● **TAREFA A FAZER A**
No trecho sobre o incêndio em Moscou, quantas pessoas ficaram feridas, além das mortas?
● **TAREFA A FAZER B**
Estenda o trecho sobre o incêndio em Moscou, escrevendo a partir da última frase dele.

Moscou - O incêndio que resultou na morte de 45 mulheres num centro de desintoxicação para drogados, na noite de sexta-feira, foi provavelmente de origem criminosa, segundi fontes do Ministério de Situações de Emergência e dos bombeiros de Moscou. Todas as vítimas eram mulheres, pois o incidente ocorreu na ala feminina da clínica. Entre elas há dois membros da equipe do hospital, acrescentaram as fontes. ''As 45 mulheres morreram antes da chegada dos bombeiros'', afirmou o vice-ministro para Situações de Emergência, Alexander Chupriyan, no local do incêndio. Outras doze pessoas sofreram ferimentos e se encontram ''em estado grave'', informou a agência de notícias Itar-Tass, citando fontes do hospital.
''Trata-se de um incidente gravíssimo e desagradável, uma tragédia'', afirmou o prefeito de Moscou, Yury Luzhkov, que visitou o local. ''O mais provável é que se trate de um incêndio criminoso'', acrescentou.

[Dados para reconhecer a estrutura do documento]

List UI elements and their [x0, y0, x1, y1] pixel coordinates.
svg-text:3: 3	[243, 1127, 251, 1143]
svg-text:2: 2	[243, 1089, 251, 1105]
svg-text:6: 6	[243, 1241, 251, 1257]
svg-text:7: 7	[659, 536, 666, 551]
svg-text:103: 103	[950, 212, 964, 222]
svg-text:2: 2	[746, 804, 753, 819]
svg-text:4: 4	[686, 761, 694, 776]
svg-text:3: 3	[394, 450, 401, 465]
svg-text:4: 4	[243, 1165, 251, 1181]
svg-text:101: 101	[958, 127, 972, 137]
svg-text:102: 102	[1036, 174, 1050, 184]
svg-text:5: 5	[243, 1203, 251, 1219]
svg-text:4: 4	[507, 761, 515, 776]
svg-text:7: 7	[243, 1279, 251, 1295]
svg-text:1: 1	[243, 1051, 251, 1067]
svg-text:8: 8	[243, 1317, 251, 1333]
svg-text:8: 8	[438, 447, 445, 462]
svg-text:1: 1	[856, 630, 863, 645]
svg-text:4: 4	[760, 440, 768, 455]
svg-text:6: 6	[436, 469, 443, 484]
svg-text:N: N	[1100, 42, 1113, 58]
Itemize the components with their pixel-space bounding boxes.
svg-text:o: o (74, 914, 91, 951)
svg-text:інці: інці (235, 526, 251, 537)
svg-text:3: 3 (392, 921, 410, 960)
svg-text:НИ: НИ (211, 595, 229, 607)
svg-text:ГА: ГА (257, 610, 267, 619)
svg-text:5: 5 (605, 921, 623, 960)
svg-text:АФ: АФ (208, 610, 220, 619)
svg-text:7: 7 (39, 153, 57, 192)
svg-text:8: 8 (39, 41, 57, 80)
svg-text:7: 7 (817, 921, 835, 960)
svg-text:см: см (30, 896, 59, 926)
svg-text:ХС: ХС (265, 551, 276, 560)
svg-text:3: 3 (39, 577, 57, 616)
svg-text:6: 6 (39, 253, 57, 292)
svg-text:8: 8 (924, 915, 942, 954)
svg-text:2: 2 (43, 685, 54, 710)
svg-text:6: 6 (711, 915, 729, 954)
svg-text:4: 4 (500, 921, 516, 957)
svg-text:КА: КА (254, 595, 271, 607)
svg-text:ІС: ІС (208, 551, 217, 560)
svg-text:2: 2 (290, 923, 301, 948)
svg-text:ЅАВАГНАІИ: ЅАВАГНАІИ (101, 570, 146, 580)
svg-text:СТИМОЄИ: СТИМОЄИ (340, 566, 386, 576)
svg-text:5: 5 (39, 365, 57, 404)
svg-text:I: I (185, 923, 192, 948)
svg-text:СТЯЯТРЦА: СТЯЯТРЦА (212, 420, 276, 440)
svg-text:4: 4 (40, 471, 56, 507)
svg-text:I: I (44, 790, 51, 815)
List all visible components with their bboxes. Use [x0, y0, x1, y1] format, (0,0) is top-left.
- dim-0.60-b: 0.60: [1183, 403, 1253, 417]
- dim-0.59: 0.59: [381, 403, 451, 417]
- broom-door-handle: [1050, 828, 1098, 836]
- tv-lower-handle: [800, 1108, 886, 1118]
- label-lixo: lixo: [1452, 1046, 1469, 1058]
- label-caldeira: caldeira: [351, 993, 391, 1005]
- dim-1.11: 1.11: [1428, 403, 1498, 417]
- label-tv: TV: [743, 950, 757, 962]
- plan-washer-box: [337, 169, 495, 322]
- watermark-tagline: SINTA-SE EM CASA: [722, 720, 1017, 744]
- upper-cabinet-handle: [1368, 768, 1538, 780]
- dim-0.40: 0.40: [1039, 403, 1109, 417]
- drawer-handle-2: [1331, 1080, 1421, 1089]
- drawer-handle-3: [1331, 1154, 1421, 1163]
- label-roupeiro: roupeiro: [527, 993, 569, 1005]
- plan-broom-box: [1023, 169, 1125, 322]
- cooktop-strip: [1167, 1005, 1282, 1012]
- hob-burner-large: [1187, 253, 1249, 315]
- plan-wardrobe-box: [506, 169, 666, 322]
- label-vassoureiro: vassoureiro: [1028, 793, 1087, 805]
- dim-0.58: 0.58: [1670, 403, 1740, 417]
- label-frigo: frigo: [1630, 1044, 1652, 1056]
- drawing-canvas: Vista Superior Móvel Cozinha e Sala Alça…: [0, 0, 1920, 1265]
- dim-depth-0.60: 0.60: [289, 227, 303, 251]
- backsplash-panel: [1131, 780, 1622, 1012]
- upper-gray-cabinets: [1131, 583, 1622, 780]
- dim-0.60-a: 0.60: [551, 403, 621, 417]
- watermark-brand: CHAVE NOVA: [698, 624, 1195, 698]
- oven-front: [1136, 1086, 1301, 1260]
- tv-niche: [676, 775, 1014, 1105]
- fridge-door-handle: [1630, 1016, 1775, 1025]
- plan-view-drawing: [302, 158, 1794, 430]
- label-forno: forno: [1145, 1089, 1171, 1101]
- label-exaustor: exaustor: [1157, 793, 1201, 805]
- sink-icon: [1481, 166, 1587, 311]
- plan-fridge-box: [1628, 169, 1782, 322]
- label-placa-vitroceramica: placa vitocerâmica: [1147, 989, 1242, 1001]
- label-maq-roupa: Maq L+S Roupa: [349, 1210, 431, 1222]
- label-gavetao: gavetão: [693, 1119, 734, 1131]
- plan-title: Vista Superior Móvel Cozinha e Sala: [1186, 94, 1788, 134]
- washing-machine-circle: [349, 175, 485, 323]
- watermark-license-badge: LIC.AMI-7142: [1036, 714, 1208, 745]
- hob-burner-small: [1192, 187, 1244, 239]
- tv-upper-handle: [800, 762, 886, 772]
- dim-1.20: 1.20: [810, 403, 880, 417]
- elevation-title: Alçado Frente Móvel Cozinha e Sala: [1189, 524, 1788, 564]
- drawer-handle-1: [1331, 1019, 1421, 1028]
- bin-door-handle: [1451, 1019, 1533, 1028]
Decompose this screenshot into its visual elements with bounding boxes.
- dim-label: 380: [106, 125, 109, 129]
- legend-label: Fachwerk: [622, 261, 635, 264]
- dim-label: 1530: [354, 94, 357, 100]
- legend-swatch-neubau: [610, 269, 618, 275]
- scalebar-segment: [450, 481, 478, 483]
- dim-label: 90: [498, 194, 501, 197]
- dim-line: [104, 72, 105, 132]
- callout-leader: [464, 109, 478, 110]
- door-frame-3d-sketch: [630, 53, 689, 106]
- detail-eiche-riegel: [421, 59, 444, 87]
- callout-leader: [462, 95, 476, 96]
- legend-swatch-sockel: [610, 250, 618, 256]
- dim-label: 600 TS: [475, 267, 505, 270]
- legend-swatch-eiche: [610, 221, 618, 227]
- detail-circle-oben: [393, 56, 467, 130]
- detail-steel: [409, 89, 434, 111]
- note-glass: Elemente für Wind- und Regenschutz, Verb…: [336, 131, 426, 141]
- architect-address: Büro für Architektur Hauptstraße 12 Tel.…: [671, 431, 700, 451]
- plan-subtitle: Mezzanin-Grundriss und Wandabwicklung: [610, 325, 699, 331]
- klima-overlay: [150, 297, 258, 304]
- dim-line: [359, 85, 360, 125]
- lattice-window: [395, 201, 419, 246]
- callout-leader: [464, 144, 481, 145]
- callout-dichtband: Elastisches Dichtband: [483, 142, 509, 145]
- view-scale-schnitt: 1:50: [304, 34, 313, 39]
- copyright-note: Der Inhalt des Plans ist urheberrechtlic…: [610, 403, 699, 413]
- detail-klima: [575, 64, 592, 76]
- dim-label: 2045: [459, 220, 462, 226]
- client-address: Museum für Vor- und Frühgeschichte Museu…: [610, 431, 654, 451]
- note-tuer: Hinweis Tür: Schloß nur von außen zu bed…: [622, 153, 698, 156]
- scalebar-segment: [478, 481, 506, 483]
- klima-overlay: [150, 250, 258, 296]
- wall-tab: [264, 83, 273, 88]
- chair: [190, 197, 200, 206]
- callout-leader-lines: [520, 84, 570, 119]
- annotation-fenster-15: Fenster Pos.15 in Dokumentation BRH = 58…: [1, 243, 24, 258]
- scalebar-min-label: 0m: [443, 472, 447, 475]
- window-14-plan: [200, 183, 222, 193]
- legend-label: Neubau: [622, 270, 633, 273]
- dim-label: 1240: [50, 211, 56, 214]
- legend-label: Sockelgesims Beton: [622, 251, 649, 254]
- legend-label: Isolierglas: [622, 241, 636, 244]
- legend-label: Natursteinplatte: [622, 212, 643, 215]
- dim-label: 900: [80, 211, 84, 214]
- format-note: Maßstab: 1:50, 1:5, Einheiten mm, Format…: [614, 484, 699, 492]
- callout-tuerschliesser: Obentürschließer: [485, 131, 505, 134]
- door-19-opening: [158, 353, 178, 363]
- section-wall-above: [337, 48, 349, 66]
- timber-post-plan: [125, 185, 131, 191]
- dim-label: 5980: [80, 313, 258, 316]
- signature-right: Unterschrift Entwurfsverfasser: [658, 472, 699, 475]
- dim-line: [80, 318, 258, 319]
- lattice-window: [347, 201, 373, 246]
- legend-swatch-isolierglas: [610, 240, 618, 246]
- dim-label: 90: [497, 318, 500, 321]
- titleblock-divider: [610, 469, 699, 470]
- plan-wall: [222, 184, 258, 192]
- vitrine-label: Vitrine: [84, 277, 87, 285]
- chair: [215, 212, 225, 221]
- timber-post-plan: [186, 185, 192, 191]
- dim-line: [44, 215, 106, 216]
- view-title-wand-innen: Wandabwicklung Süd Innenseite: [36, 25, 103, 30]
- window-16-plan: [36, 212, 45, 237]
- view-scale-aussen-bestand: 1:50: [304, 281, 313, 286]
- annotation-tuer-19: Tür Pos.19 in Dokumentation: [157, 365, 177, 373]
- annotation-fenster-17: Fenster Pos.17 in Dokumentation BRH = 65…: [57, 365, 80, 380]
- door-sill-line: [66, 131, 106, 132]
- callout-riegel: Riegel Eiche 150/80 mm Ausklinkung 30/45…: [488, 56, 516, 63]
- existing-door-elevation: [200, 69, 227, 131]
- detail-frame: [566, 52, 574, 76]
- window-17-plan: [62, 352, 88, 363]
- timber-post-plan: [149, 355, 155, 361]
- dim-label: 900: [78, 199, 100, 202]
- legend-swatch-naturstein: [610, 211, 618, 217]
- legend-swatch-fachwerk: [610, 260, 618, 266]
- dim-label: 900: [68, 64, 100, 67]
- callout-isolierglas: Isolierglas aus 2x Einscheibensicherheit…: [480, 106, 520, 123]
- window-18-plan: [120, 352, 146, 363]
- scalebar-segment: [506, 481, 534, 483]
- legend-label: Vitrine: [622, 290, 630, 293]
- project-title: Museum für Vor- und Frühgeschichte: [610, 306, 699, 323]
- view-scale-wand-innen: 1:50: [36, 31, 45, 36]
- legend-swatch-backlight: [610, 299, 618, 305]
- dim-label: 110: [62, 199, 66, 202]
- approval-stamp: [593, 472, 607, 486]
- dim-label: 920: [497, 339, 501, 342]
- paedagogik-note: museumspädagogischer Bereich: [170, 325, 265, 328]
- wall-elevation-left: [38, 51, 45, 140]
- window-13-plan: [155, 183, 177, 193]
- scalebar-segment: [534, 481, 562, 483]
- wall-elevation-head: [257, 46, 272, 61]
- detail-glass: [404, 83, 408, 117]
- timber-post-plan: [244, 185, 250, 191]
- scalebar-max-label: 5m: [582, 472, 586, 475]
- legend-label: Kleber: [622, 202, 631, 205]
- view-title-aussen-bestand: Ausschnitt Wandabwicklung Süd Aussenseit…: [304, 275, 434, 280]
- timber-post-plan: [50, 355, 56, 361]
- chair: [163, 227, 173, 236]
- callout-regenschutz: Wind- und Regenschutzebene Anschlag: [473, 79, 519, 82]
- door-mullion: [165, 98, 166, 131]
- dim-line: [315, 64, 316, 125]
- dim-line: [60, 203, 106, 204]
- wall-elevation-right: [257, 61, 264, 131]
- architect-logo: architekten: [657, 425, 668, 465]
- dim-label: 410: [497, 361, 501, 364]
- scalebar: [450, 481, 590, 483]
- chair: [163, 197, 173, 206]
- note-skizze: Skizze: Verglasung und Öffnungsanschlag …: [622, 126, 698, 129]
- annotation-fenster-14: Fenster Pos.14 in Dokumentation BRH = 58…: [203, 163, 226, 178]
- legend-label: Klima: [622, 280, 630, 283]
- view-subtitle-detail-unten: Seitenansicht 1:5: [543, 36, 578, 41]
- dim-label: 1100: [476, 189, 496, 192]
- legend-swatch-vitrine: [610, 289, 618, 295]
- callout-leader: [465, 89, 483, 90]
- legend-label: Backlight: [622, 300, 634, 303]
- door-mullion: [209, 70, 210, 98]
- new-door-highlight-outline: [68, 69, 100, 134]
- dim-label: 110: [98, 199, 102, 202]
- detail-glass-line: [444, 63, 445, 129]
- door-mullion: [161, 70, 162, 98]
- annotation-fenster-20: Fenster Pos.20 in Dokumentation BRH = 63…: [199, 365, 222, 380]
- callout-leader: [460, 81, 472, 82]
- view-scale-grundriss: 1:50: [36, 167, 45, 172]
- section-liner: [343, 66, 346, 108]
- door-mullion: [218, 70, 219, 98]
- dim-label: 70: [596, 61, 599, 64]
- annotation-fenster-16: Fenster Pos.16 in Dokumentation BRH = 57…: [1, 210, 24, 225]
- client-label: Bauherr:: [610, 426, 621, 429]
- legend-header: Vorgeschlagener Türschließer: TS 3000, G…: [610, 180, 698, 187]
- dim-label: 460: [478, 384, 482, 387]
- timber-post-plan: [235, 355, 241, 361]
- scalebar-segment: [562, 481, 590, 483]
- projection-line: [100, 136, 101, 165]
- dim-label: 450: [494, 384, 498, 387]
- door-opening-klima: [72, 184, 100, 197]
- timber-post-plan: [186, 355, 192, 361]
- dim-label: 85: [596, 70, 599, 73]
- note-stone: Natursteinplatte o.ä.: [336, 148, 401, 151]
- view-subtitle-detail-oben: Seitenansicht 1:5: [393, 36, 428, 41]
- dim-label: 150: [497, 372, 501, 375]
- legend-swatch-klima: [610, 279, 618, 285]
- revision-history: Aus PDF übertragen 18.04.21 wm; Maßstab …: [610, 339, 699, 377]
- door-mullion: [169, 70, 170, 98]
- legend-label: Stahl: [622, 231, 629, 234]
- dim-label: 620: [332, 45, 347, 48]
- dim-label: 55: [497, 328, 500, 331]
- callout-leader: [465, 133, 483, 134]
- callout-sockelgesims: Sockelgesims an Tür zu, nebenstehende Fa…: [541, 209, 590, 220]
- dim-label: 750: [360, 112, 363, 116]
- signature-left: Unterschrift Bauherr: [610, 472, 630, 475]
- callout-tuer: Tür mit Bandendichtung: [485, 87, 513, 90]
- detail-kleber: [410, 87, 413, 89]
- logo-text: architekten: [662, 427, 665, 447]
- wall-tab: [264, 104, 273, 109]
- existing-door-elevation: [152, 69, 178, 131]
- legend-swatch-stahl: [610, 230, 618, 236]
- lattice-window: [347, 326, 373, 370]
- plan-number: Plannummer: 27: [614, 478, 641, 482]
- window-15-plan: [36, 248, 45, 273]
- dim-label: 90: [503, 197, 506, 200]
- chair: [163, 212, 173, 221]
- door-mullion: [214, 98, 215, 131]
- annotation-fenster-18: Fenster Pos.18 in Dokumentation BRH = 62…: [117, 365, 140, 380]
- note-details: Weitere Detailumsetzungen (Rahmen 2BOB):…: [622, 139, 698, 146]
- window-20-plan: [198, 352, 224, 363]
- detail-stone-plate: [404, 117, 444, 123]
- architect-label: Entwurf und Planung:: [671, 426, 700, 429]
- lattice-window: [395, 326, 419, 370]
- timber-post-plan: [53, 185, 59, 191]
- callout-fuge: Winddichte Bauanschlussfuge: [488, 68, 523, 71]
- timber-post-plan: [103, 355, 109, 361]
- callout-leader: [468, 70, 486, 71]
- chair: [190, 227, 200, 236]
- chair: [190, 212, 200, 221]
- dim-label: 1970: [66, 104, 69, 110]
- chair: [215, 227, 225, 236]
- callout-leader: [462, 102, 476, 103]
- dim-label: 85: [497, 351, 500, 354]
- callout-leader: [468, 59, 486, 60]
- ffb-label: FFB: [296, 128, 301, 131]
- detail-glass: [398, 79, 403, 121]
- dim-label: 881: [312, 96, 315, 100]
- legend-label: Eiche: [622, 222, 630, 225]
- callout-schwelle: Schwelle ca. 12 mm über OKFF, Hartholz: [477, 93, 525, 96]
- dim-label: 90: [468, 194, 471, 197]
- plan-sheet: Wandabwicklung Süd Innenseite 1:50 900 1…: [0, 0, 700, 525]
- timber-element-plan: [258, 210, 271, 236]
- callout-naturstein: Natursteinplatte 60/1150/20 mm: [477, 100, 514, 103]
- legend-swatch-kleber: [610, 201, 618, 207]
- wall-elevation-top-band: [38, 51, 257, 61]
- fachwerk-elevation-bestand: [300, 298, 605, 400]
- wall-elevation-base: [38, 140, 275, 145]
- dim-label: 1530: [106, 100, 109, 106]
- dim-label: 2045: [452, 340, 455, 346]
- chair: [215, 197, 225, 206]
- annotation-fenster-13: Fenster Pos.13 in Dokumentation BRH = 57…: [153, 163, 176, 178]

● **RESULTADO DO EXERCÍCIO A**
Doze pessoas ficaram feridas e estão em estado grave.

● **RESULTADO DO EXERCÍCIO B**
As chamas começaram no segundo piso do edifício de oito andares do hospital no início da madrugada. O incêndio foi apagado em uma hora, segundo as agências de notícias russas. ''O fogo começou na cafeteria do edifício velho. Quando os bombeiros chegaram, uma espessa fumaça estava se estendendo'', disse o chefe dos bombeiros de Moscou, Viktor Klimkin. No total, 177 pacientes e 15 funcionários se encontravam no edifício do sul de Moscou no momento do incêndio, acrescentou Klimkin. Mais de 20 carros dos bombeiroi foram vistos no local.
''O incêndio foi pouco importante e destruiu apenas uma centena de metros quadrados, mas a densa fumaça intoxicou muita gente que dormia'', explicou um membro dos serviços de socorro.
''Todos os que morreram em virtude do incêndio faleceram antes da chegada dos primeiros carros dos bombeiros, e os veículos já se encontravam no local quatro minutos depois da chamada'', garantiu Chupriyan.
Os bombeiros entrevistados pela TV russa disseram que muitas das vítimas não puderam escapar porque havia grades nas janelas e que outras morreram enquanto dormiam por causa da fumaça.
Um bombeiro afirmou que uma saída de emergência havia sido tapada e que a saída principal estava coberta pela fumaça. Muitas das vítimas morreram por causa dos vapores tóxicos de uma camada plástica que cobria as paredes do piso, afirmaram vários bombeiros.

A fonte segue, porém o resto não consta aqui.